**WHAT THE EXERCISE ASKS**
Only lines with the word "hons" are needed; collect each of them from the listing below.

*** EXTRACTED MATERIAL

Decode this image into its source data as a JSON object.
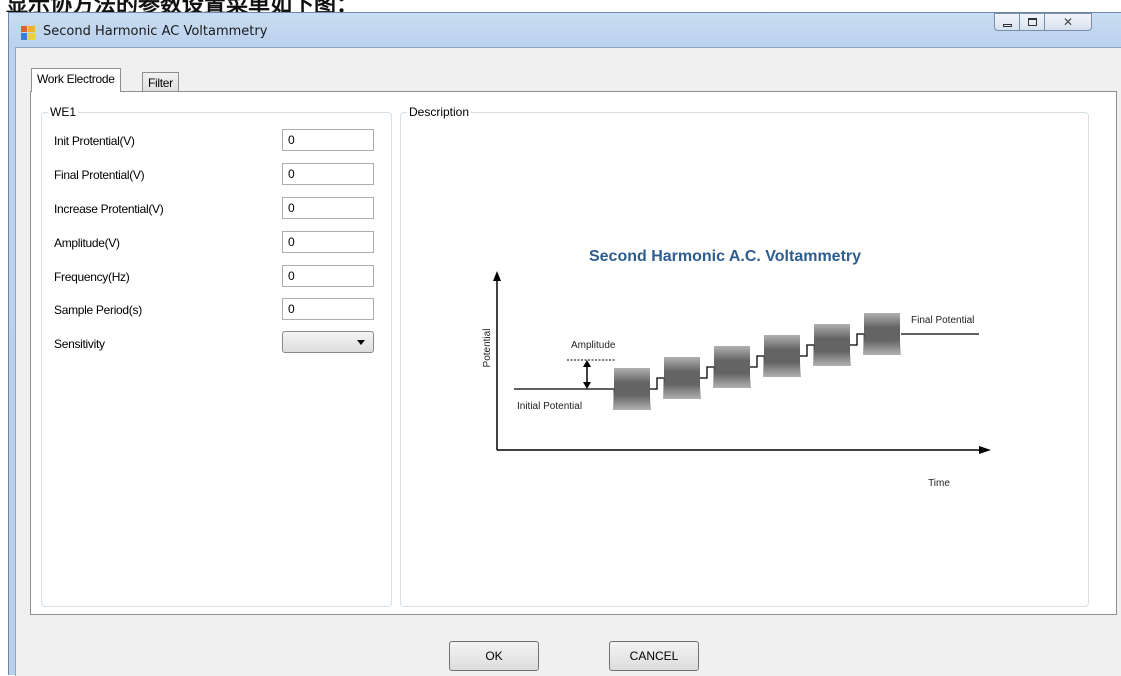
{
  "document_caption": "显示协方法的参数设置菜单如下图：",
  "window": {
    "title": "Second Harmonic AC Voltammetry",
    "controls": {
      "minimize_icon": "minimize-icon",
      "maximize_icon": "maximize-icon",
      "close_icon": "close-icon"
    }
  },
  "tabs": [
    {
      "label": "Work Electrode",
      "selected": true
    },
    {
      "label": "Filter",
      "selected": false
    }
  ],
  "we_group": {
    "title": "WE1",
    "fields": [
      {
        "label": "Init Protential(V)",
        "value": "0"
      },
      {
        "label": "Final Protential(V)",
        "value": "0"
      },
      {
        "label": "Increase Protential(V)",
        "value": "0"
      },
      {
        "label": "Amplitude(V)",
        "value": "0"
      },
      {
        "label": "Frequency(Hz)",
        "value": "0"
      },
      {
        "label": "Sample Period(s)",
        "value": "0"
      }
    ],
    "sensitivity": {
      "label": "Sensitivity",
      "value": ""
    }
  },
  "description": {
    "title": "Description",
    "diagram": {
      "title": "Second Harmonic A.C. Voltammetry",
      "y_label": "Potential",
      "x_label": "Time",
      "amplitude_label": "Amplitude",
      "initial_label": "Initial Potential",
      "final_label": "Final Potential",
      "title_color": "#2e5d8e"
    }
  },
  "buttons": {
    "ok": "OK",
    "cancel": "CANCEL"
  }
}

******
*** EXTRACTED MATERIAL

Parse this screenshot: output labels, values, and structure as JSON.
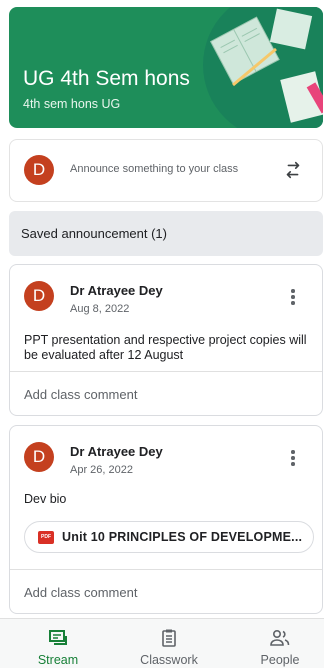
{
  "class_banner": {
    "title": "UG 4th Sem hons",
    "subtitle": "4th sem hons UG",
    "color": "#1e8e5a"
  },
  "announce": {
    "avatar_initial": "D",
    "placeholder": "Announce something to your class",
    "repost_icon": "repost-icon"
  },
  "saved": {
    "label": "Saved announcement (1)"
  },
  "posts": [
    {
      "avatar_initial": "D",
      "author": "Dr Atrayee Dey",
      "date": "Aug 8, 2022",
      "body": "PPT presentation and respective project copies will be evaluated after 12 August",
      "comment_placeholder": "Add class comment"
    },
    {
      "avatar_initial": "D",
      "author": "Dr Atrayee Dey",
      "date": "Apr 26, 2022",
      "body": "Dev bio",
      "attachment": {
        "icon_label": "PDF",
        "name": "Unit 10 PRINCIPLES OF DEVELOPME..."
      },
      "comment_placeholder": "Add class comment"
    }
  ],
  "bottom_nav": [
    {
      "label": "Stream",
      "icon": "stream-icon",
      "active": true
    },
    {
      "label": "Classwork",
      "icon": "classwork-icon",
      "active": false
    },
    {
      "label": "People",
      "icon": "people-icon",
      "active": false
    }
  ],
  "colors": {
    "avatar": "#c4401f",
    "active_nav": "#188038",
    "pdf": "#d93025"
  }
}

******

**SOLUTION TO THIS PROBLEM**
    "title": "UG 4th Sem hons",
    "subtitle": "4th sem hons UG",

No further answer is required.